> **DATA EXCERPTS**
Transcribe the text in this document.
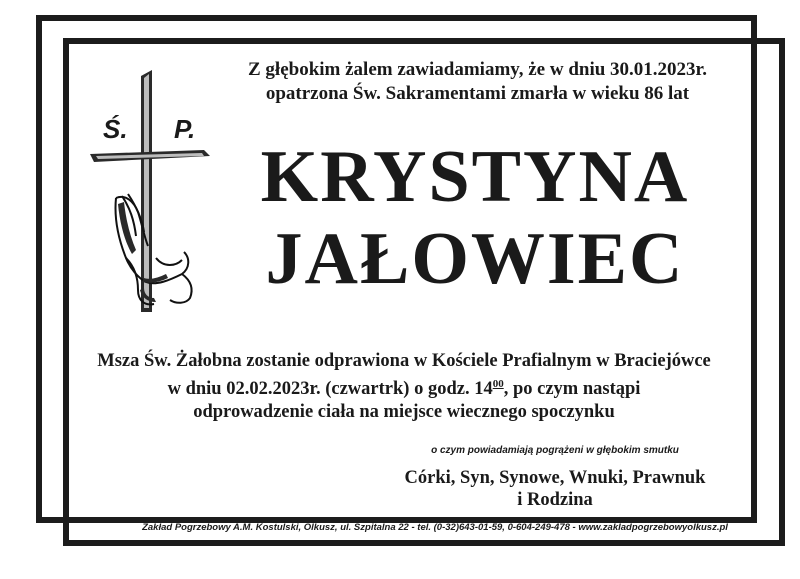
Z głębokim żalem zawiadamiamy, że w dniu 30.01.2023r.
opatrzona Św. Sakramentami zmarła w wieku 86 lat
Ś. P.
KRYSTYNA
JAŁOWIEC
Msza Św. Żałobna zostanie odprawiona w Kościele Prafialnym w Braciejówce
w dniu 02.02.2023r. (czwartrk) o godz. $14^{00}$, po czym nastąpi
odprowadzenie ciała na miejsce wiecznego spoczynku
o czym powiadamiają pogrążeni w głębokim smutku
Córki, Syn, Synowe, Wnuki, Prawnuk
i Rodzina
Zakład Pogrzebowy A.M. Kostulski, Olkusz, ul. Szpitalna 22 - tel. (0-32)643-01-59, 0-604-249-478 - www.zakladpogrzebowyolkusz.pl
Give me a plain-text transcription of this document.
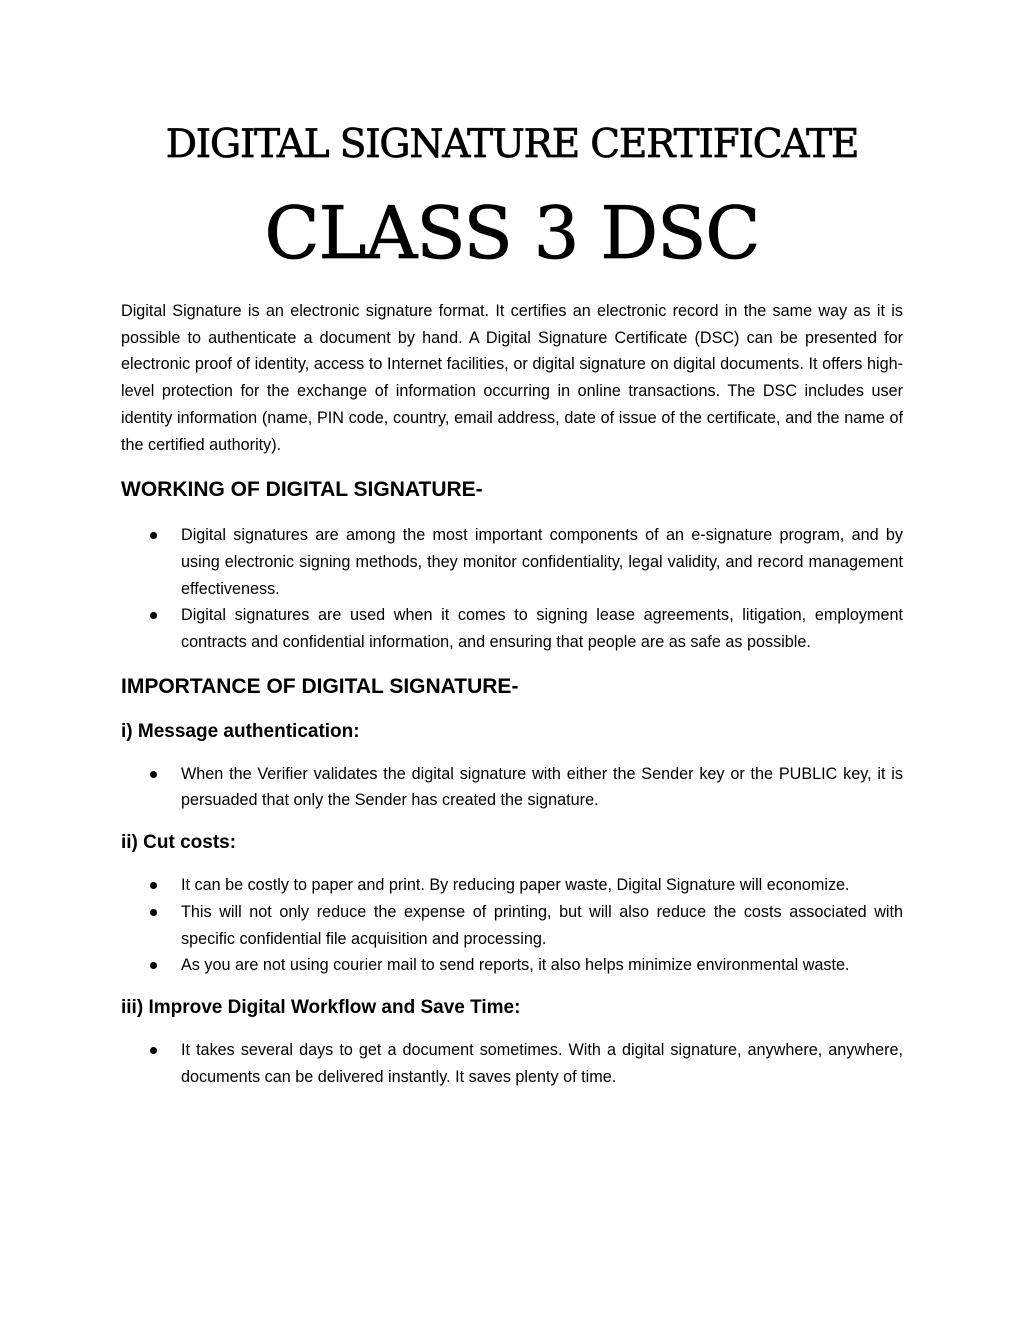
DIGITAL SIGNATURE CERTIFICATE
CLASS 3 DSC

Digital Signature is an electronic signature format. It certifies an electronic record in the same way as it is possible to authenticate a document by hand. A Digital Signature Certificate (DSC) can be presented for electronic proof of identity, access to Internet facilities, or digital signature on digital documents. It offers high-level protection for the exchange of information occurring in online transactions. The DSC includes user identity information (name, PIN code, country, email address, date of issue of the certificate, and the name of the certified authority).

WORKING OF DIGITAL SIGNATURE-
Digital signatures are among the most important components of an e-signature program, and by using electronic signing methods, they monitor confidentiality, legal validity, and record management effectiveness.
Digital signatures are used when it comes to signing lease agreements, litigation, employment contracts and confidential information, and ensuring that people are as safe as possible.
IMPORTANCE OF DIGITAL SIGNATURE-
i) Message authentication:
When the Verifier validates the digital signature with either the Sender key or the PUBLIC key, it is persuaded that only the Sender has created the signature.
ii) Cut costs:
It can be costly to paper and print. By reducing paper waste, Digital Signature will economize.
This will not only reduce the expense of printing, but will also reduce the costs associated with specific confidential file acquisition and processing.
As you are not using courier mail to send reports, it also helps minimize environmental waste.
iii) Improve Digital Workflow and Save Time:
It takes several days to get a document sometimes. With a digital signature, anywhere, anywhere, documents can be delivered instantly. It saves plenty of time.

> **TASK PROMPT**
Transcribe the full listing above exactly, with the images removed.

> **FULL ANSWER**
Transcribe the text in this document.
Z głębokim żalem zawiadamiamy, że w dniu 30.01.2023r.
opatrzona Św. Sakramentami zmarła w wieku 86 lat
Ś. P.
KRYSTYNA
JAŁOWIEC
Msza Św. Żałobna zostanie odprawiona w Kościele Prafialnym w Braciejówce
w dniu 02.02.2023r. (czwartrk) o godz. $14^{00}$, po czym nastąpi
odprowadzenie ciała na miejsce wiecznego spoczynku
o czym powiadamiają pogrążeni w głębokim smutku
Córki, Syn, Synowe, Wnuki, Prawnuk
i Rodzina
Zakład Pogrzebowy A.M. Kostulski, Olkusz, ul. Szpitalna 22 - tel. (0-32)643-01-59, 0-604-249-478 - www.zakladpogrzebowyolkusz.pl
Give me a plain-text transcription of this document.
DIGITAL SIGNATURE CERTIFICATE
CLASS 3 DSC

Digital Signature is an electronic signature format. It certifies an electronic record in the same way as it is possible to authenticate a document by hand. A Digital Signature Certificate (DSC) can be presented for electronic proof of identity, access to Internet facilities, or digital signature on digital documents. It offers high-level protection for the exchange of information occurring in online transactions. The DSC includes user identity information (name, PIN code, country, email address, date of issue of the certificate, and the name of the certified authority).

WORKING OF DIGITAL SIGNATURE-
Digital signatures are among the most important components of an e-signature program, and by using electronic signing methods, they monitor confidentiality, legal validity, and record management effectiveness.
Digital signatures are used when it comes to signing lease agreements, litigation, employment contracts and confidential information, and ensuring that people are as safe as possible.
IMPORTANCE OF DIGITAL SIGNATURE-
i) Message authentication:
When the Verifier validates the digital signature with either the Sender key or the PUBLIC key, it is persuaded that only the Sender has created the signature.
ii) Cut costs:
It can be costly to paper and print. By reducing paper waste, Digital Signature will economize.
This will not only reduce the expense of printing, but will also reduce the costs associated with specific confidential file acquisition and processing.
As you are not using courier mail to send reports, it also helps minimize environmental waste.
iii) Improve Digital Workflow and Save Time:
It takes several days to get a document sometimes. With a digital signature, anywhere, anywhere, documents can be delivered instantly. It saves plenty of time.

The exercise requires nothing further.